▶ What is being asked:
Output the entries from the first line through the line containing "chevron-down-icon[interactable]: ▼ xyxy=(216,385,222,401)", inclusive, as a Markdown table with the columns No. and Text. Give each line its own numbered row, and leave out blank lines.
>> Begin Supplied records
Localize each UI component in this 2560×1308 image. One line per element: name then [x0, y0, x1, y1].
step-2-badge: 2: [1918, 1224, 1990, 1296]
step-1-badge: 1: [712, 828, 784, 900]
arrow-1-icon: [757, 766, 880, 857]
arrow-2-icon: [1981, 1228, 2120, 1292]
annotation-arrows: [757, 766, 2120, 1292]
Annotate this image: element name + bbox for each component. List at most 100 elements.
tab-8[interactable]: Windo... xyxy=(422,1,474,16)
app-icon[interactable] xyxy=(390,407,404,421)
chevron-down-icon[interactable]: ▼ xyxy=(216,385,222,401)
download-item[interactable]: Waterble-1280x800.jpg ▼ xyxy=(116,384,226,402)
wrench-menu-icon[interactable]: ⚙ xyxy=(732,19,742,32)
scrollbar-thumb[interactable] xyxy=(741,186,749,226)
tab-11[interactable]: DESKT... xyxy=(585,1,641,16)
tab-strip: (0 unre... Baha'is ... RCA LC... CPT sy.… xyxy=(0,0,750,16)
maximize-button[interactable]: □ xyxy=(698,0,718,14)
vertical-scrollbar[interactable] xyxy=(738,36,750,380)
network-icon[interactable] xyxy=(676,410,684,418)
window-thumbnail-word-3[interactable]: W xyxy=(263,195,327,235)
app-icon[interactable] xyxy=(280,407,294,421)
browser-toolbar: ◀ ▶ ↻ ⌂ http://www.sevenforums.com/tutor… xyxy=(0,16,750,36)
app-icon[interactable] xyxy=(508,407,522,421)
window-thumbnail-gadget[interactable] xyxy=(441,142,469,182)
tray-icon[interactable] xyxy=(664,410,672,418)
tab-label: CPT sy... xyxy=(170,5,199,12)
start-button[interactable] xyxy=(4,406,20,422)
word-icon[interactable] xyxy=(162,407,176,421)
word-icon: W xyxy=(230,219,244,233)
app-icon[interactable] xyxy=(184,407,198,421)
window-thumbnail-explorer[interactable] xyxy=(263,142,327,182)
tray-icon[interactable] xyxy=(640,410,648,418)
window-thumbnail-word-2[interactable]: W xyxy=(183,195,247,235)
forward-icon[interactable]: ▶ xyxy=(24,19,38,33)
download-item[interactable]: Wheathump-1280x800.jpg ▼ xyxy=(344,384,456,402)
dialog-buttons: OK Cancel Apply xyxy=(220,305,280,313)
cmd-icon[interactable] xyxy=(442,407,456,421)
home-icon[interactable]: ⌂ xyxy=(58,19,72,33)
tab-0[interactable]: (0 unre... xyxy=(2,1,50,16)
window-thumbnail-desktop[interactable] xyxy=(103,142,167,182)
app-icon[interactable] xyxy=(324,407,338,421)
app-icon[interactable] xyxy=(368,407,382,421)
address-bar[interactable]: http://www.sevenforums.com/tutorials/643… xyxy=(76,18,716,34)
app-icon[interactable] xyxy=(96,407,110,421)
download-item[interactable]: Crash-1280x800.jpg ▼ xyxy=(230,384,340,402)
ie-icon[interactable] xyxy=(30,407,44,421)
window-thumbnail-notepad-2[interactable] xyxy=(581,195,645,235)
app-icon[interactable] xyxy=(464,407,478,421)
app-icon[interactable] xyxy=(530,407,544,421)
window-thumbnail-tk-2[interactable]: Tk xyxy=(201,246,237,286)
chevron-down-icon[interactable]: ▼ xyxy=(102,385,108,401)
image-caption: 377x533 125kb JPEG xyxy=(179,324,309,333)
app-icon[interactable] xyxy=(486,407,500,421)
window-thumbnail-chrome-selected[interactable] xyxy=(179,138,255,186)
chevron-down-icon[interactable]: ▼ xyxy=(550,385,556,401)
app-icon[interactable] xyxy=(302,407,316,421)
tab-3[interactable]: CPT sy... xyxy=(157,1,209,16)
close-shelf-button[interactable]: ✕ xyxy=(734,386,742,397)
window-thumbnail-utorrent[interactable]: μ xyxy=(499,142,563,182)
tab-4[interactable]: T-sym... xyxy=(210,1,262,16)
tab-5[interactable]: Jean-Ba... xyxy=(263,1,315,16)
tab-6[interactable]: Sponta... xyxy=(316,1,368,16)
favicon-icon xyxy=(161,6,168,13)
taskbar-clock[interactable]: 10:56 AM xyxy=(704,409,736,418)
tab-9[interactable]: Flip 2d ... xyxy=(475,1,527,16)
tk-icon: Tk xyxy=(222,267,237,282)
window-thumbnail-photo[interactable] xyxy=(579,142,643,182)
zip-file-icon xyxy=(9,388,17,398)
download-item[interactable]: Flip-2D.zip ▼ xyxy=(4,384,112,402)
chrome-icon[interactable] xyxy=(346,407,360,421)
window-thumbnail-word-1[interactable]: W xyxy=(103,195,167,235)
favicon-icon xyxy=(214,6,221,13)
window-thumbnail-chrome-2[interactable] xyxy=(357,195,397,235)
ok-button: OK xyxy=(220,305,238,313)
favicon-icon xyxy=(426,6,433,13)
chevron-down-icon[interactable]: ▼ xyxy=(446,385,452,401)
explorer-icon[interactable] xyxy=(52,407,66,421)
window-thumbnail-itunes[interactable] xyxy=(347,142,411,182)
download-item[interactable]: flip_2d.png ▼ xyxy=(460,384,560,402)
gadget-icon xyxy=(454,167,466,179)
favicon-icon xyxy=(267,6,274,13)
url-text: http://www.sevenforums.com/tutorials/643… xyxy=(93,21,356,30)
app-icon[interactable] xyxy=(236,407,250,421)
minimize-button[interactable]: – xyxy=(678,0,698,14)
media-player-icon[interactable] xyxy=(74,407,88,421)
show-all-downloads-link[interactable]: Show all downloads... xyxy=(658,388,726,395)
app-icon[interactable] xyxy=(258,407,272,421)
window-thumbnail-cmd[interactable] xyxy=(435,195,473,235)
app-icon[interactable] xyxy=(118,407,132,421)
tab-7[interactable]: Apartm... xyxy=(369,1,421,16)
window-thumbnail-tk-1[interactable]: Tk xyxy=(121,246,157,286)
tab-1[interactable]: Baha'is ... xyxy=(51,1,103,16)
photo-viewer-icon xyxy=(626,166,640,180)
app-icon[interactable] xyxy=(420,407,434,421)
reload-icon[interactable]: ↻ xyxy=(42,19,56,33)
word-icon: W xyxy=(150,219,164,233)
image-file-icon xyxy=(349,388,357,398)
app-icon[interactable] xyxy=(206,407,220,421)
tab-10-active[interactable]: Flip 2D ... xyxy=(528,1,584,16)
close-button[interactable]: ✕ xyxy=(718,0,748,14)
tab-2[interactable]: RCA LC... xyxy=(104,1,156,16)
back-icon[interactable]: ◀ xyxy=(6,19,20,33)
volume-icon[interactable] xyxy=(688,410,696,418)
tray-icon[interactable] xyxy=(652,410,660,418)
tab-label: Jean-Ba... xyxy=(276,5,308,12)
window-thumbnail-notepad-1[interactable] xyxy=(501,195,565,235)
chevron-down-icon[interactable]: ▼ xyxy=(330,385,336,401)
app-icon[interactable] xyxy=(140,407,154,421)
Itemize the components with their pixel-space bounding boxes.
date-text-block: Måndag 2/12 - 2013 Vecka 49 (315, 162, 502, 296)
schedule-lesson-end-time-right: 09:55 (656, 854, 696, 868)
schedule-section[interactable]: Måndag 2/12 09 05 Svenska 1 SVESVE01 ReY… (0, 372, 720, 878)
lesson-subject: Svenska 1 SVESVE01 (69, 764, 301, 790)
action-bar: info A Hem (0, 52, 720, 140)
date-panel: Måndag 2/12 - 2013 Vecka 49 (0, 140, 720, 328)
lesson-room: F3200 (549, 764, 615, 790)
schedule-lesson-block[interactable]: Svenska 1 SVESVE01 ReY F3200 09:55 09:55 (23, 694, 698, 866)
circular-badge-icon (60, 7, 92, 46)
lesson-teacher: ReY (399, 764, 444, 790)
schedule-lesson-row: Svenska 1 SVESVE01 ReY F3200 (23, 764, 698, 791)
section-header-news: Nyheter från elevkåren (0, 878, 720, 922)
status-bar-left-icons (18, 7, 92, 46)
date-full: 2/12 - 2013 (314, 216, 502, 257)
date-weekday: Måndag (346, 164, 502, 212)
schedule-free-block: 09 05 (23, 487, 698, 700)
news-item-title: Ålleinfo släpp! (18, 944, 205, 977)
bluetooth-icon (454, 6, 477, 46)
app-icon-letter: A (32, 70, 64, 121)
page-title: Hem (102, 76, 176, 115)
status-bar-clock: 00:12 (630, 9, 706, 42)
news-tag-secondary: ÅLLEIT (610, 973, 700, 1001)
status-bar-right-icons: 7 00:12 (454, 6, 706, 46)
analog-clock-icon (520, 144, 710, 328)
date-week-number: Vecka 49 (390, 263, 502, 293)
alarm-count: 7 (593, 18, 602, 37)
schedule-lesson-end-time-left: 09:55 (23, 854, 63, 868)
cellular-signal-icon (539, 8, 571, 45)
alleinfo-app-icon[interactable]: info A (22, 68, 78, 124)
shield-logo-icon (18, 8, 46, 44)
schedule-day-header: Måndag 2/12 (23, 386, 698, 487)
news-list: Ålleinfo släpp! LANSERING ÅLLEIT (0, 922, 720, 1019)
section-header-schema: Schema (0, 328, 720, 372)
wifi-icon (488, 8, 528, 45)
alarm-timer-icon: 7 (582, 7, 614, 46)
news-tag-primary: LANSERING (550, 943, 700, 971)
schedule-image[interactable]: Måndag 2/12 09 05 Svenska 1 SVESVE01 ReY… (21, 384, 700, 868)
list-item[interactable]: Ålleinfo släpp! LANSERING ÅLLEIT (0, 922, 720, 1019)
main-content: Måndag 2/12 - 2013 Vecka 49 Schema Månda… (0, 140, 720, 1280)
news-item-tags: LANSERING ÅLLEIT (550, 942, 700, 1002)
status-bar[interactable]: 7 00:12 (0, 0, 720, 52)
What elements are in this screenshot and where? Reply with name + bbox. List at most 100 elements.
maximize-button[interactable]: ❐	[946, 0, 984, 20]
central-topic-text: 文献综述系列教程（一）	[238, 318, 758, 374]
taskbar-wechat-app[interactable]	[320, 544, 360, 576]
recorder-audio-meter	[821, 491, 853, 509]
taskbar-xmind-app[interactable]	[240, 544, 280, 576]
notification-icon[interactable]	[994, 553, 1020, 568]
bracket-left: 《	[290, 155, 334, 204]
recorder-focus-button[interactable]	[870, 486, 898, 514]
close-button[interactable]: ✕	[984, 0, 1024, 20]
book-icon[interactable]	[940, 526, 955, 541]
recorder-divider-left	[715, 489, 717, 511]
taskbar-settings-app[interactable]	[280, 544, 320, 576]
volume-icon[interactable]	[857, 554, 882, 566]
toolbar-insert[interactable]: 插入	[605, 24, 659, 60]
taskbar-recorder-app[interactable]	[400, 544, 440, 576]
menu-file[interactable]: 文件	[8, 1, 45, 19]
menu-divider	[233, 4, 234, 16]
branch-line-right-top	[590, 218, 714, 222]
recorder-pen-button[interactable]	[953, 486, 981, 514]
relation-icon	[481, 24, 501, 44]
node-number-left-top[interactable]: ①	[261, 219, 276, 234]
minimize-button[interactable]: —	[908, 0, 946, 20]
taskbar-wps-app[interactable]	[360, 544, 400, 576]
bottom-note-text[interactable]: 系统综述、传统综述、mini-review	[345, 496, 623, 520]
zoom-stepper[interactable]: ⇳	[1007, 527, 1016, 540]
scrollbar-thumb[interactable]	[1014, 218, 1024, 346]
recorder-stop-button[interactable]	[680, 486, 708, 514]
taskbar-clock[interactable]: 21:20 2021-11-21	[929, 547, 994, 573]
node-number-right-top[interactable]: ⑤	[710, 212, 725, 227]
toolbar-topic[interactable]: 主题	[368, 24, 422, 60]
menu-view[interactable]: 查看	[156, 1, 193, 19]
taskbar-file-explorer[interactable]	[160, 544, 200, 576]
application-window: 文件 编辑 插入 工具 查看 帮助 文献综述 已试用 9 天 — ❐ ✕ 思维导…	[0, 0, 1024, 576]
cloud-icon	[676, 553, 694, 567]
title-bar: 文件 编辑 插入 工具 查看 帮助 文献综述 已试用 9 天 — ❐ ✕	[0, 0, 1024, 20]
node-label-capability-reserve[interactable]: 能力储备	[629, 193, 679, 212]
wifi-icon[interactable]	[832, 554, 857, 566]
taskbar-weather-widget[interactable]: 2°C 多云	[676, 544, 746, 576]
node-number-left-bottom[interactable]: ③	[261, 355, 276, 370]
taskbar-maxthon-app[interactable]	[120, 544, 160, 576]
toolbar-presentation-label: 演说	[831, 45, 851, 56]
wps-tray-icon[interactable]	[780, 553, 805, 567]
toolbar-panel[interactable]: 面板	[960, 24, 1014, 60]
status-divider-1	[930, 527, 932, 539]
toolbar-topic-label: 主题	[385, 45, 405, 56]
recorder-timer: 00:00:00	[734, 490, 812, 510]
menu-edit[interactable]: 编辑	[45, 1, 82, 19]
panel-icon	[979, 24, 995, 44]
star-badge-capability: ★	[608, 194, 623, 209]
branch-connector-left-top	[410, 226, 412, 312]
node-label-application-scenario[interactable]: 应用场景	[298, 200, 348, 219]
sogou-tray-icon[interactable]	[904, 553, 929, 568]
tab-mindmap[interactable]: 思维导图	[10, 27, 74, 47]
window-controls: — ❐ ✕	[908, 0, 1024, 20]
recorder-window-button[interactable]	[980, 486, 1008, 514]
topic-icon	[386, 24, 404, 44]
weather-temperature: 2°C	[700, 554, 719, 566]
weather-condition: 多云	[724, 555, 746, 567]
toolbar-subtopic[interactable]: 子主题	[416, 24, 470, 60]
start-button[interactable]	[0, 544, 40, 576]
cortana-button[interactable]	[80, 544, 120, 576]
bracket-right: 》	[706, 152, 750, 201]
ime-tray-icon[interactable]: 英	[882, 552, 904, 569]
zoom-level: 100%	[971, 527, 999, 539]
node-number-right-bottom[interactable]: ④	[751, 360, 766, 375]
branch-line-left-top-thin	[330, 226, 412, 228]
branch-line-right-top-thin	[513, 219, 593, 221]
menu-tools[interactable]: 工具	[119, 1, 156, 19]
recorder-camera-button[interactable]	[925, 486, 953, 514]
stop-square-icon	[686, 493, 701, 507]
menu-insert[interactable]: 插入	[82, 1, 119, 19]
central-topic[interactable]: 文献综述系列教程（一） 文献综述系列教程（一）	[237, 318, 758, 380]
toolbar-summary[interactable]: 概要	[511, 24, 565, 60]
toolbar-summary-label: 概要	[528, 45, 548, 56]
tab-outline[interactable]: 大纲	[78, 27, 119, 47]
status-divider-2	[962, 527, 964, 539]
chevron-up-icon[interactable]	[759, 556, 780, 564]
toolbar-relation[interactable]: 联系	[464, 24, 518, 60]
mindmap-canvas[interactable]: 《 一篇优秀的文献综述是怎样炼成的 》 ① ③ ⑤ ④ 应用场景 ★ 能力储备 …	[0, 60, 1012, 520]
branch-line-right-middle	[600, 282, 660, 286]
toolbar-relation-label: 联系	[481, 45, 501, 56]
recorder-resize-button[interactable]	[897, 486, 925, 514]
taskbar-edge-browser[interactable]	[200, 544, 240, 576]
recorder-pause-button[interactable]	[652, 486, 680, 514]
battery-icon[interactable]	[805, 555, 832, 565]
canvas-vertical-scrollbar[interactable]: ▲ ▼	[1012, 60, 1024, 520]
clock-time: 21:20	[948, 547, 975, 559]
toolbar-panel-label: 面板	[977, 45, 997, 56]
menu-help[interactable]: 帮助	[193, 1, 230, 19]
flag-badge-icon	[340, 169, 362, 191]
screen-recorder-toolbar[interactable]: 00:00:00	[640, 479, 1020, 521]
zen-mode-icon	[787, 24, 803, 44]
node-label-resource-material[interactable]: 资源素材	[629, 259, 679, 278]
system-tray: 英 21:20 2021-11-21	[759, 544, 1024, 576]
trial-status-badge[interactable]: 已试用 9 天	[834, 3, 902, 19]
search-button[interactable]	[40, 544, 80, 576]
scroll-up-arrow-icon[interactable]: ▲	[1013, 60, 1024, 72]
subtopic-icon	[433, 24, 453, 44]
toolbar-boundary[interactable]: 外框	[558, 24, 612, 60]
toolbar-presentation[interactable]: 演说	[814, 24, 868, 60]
>> End Supplied records
▶ Task response:
| No. | Text |
|---|---|
| 1 | Localize each UI component in this 2560×1308 image. One line per element: name then [x0, y0, x1, y1]. |
| 2 | step-2-badge: 2: [1918, 1224, 1990, 1296] |
| 3 | step-1-badge: 1: [712, 828, 784, 900] |
| 4 | arrow-1-icon: [757, 766, 880, 857] |
| 5 | arrow-2-icon: [1981, 1228, 2120, 1292] |
| 6 | annotation-arrows: [757, 766, 2120, 1292] |
| 7 | Annotate this image: element name + bbox for each component. List at most 100 elements. |
| 8 | tab-8[interactable]: Windo... xyxy=(422,1,474,16) |
| 9 | app-icon[interactable] xyxy=(390,407,404,421) |
| 10 | chevron-down-icon[interactable]: ▼ xyxy=(216,385,222,401) |